Task: Return every line of the data below unchanged, from the first line to the last.

START Entries provided

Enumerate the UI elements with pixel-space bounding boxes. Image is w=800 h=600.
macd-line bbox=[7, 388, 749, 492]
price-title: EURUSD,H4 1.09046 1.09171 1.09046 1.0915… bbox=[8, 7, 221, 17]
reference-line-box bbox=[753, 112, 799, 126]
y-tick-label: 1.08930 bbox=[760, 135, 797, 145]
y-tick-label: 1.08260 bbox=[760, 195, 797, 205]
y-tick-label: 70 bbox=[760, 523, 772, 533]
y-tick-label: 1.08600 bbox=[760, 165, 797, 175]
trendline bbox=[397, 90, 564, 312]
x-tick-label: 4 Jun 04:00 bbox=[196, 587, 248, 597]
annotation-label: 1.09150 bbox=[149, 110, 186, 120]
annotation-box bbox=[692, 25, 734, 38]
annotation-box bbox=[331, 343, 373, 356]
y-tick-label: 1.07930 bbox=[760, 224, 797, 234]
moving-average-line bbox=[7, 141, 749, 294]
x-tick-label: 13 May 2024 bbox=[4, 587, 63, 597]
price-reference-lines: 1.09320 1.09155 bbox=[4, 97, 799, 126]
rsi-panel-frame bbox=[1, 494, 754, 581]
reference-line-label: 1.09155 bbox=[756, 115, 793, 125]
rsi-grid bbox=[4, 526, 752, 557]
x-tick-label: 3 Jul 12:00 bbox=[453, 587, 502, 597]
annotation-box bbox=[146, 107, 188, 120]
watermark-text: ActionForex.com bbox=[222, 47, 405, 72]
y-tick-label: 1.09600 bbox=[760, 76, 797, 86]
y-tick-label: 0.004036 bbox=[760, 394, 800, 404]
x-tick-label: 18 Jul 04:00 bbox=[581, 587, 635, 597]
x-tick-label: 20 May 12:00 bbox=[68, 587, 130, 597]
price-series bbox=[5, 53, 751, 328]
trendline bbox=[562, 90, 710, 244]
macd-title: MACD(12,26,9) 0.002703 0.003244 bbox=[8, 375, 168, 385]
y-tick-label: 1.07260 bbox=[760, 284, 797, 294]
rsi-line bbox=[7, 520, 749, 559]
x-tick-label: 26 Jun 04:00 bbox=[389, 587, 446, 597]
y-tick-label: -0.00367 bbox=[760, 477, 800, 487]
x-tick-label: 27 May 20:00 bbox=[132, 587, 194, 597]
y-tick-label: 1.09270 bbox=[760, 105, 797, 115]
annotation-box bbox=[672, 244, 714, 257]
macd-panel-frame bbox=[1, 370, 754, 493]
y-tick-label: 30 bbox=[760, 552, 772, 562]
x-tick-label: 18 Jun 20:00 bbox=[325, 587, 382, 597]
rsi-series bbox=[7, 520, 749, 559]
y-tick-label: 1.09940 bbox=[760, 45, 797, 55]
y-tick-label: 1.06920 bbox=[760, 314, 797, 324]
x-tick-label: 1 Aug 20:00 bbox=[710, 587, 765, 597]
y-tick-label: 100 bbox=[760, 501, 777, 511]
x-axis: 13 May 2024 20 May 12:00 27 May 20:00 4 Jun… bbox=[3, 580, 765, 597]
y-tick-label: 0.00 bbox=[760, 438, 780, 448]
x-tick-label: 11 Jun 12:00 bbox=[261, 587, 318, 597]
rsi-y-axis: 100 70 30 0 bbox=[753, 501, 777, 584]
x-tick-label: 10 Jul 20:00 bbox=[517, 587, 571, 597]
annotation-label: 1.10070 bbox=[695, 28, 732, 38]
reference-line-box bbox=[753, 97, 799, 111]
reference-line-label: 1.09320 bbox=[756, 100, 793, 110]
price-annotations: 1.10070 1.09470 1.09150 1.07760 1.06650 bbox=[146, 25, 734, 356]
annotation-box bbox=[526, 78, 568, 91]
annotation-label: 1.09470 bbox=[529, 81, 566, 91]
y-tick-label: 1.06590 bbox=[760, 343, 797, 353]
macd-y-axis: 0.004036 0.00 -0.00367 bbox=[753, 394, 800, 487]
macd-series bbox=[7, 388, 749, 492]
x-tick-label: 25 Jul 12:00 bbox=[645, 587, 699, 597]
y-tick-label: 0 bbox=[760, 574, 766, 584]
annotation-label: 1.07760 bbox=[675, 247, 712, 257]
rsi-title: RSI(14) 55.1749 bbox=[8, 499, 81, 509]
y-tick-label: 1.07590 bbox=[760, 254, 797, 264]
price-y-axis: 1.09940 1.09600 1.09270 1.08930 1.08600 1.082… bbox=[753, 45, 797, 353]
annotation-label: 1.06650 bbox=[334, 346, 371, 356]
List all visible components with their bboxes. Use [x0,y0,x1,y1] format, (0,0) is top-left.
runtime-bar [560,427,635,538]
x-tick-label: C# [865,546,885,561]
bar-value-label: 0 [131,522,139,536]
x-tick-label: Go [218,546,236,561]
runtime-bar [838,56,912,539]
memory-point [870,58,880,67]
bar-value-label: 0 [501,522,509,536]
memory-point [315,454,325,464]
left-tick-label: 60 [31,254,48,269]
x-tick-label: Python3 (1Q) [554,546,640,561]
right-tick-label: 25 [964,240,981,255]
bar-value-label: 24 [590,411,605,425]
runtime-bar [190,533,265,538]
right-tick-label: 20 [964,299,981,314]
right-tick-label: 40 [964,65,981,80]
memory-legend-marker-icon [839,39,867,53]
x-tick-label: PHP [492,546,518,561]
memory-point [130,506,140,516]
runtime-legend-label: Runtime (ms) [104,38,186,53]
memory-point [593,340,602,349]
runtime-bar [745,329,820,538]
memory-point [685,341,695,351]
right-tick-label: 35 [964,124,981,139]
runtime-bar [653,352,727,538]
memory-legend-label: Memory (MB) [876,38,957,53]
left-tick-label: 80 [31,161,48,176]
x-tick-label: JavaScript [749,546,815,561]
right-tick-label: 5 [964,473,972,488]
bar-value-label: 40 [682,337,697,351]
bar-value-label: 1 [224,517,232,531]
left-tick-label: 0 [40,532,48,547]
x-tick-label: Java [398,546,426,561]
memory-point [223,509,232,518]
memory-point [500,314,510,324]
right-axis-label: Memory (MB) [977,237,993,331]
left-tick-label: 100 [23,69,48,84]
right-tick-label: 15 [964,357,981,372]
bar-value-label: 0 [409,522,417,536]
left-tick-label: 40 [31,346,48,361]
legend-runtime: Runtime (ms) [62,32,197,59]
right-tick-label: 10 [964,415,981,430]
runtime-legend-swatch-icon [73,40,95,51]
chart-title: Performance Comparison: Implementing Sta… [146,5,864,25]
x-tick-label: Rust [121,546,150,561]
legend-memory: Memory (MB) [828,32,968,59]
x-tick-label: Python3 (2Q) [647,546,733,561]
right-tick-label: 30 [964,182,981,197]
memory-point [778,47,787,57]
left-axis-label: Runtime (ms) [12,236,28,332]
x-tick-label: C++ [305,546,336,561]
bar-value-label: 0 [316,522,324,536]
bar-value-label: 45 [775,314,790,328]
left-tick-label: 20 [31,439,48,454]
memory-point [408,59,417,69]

END Entries provided

Expected answer:
Enumerate the UI elements with pixel-space bounding boxes. Image is w=800 h=600.
macd-line bbox=[7, 388, 749, 492]
price-title: EURUSD,H4 1.09046 1.09171 1.09046 1.0915… bbox=[8, 7, 221, 17]
reference-line-box bbox=[753, 112, 799, 126]
y-tick-label: 1.08930 bbox=[760, 135, 797, 145]
y-tick-label: 1.08260 bbox=[760, 195, 797, 205]
y-tick-label: 70 bbox=[760, 523, 772, 533]
y-tick-label: 1.08600 bbox=[760, 165, 797, 175]
trendline bbox=[397, 90, 564, 312]
x-tick-label: 4 Jun 04:00 bbox=[196, 587, 248, 597]
annotation-label: 1.09150 bbox=[149, 110, 186, 120]
annotation-box bbox=[692, 25, 734, 38]
annotation-box bbox=[331, 343, 373, 356]
y-tick-label: 1.07930 bbox=[760, 224, 797, 234]
moving-average-line bbox=[7, 141, 749, 294]
x-tick-label: 13 May 2024 bbox=[4, 587, 63, 597]
price-reference-lines: 1.09320 1.09155 bbox=[4, 97, 799, 126]
rsi-panel-frame bbox=[1, 494, 754, 581]
reference-line-label: 1.09155 bbox=[756, 115, 793, 125]
rsi-grid bbox=[4, 526, 752, 557]
x-tick-label: 3 Jul 12:00 bbox=[453, 587, 502, 597]
annotation-box bbox=[146, 107, 188, 120]
watermark-text: ActionForex.com bbox=[222, 47, 405, 72]
y-tick-label: 1.09600 bbox=[760, 76, 797, 86]
y-tick-label: 0.004036 bbox=[760, 394, 800, 404]
x-tick-label: 18 Jul 04:00 bbox=[581, 587, 635, 597]
x-tick-label: 20 May 12:00 bbox=[68, 587, 130, 597]
price-series bbox=[5, 53, 751, 328]
trendline bbox=[562, 90, 710, 244]
macd-title: MACD(12,26,9) 0.002703 0.003244 bbox=[8, 375, 168, 385]
y-tick-label: 1.07260 bbox=[760, 284, 797, 294]
rsi-line bbox=[7, 520, 749, 559]
x-tick-label: 26 Jun 04:00 bbox=[389, 587, 446, 597]
y-tick-label: -0.00367 bbox=[760, 477, 800, 487]
x-tick-label: 27 May 20:00 bbox=[132, 587, 194, 597]
y-tick-label: 1.09270 bbox=[760, 105, 797, 115]
annotation-box bbox=[672, 244, 714, 257]
macd-panel-frame bbox=[1, 370, 754, 493]
y-tick-label: 30 bbox=[760, 552, 772, 562]
x-tick-label: 18 Jun 20:00 bbox=[325, 587, 382, 597]
rsi-series bbox=[7, 520, 749, 559]
y-tick-label: 1.09940 bbox=[760, 45, 797, 55]
y-tick-label: 1.06920 bbox=[760, 314, 797, 324]
x-tick-label: 1 Aug 20:00 bbox=[710, 587, 765, 597]
y-tick-label: 100 bbox=[760, 501, 777, 511]
x-axis: 13 May 2024 20 May 12:00 27 May 20:00 4 Jun… bbox=[3, 580, 765, 597]
y-tick-label: 0.00 bbox=[760, 438, 780, 448]
x-tick-label: 11 Jun 12:00 bbox=[261, 587, 318, 597]
rsi-y-axis: 100 70 30 0 bbox=[753, 501, 777, 584]
x-tick-label: 10 Jul 20:00 bbox=[517, 587, 571, 597]
annotation-label: 1.10070 bbox=[695, 28, 732, 38]
reference-line-box bbox=[753, 97, 799, 111]
reference-line-label: 1.09320 bbox=[756, 100, 793, 110]
price-annotations: 1.10070 1.09470 1.09150 1.07760 1.06650 bbox=[146, 25, 734, 356]
annotation-box bbox=[526, 78, 568, 91]
annotation-label: 1.09470 bbox=[529, 81, 566, 91]
y-tick-label: 1.06590 bbox=[760, 343, 797, 353]
macd-y-axis: 0.004036 0.00 -0.00367 bbox=[753, 394, 800, 487]
macd-series bbox=[7, 388, 749, 492]
x-tick-label: 25 Jul 12:00 bbox=[645, 587, 699, 597]
y-tick-label: 0 bbox=[760, 574, 766, 584]
annotation-label: 1.07760 bbox=[675, 247, 712, 257]
rsi-title: RSI(14) 55.1749 bbox=[8, 499, 81, 509]
y-tick-label: 1.07590 bbox=[760, 254, 797, 264]
price-y-axis: 1.09940 1.09600 1.09270 1.08930 1.08600 1.082… bbox=[753, 45, 797, 353]
annotation-label: 1.06650 bbox=[334, 346, 371, 356]
List all visible components with their bboxes. Use [x0,y0,x1,y1] format, (0,0) is top-left.
runtime-bar [560,427,635,538]
x-tick-label: C# [865,546,885,561]
bar-value-label: 0 [131,522,139,536]
x-tick-label: Go [218,546,236,561]
runtime-bar [838,56,912,539]
memory-point [870,58,880,67]
bar-value-label: 0 [501,522,509,536]
memory-point [315,454,325,464]
left-tick-label: 60 [31,254,48,269]
x-tick-label: Python3 (1Q) [554,546,640,561]
right-tick-label: 25 [964,240,981,255]
bar-value-label: 24 [590,411,605,425]
runtime-bar [190,533,265,538]
right-tick-label: 20 [964,299,981,314]
right-tick-label: 40 [964,65,981,80]
memory-legend-marker-icon [839,39,867,53]
x-tick-label: PHP [492,546,518,561]
memory-point [130,506,140,516]
runtime-legend-label: Runtime (ms) [104,38,186,53]
memory-point [593,340,602,349]
runtime-bar [745,329,820,538]
memory-point [685,341,695,351]
right-tick-label: 35 [964,124,981,139]
runtime-bar [653,352,727,538]
memory-legend-label: Memory (MB) [876,38,957,53]
left-tick-label: 80 [31,161,48,176]
x-tick-label: JavaScript [749,546,815,561]
right-tick-label: 5 [964,473,972,488]
bar-value-label: 40 [682,337,697,351]
bar-value-label: 1 [224,517,232,531]
left-tick-label: 0 [40,532,48,547]
x-tick-label: Java [398,546,426,561]
memory-point [223,509,232,518]
memory-point [500,314,510,324]
right-axis-label: Memory (MB) [977,237,993,331]
left-tick-label: 100 [23,69,48,84]
right-tick-label: 15 [964,357,981,372]
bar-value-label: 0 [409,522,417,536]
left-tick-label: 40 [31,346,48,361]
legend-runtime: Runtime (ms) [62,32,197,59]
right-tick-label: 10 [964,415,981,430]
runtime-legend-swatch-icon [73,40,95,51]
chart-title: Performance Comparison: Implementing Sta… [146,5,864,25]
x-tick-label: Rust [121,546,150,561]
legend-memory: Memory (MB) [828,32,968,59]
x-tick-label: Python3 (2Q) [647,546,733,561]
right-tick-label: 30 [964,182,981,197]
memory-point [778,47,787,57]
left-axis-label: Runtime (ms) [12,236,28,332]
x-tick-label: C++ [305,546,336,561]
bar-value-label: 0 [316,522,324,536]
bar-value-label: 45 [775,314,790,328]
left-tick-label: 20 [31,439,48,454]
memory-point [408,59,417,69]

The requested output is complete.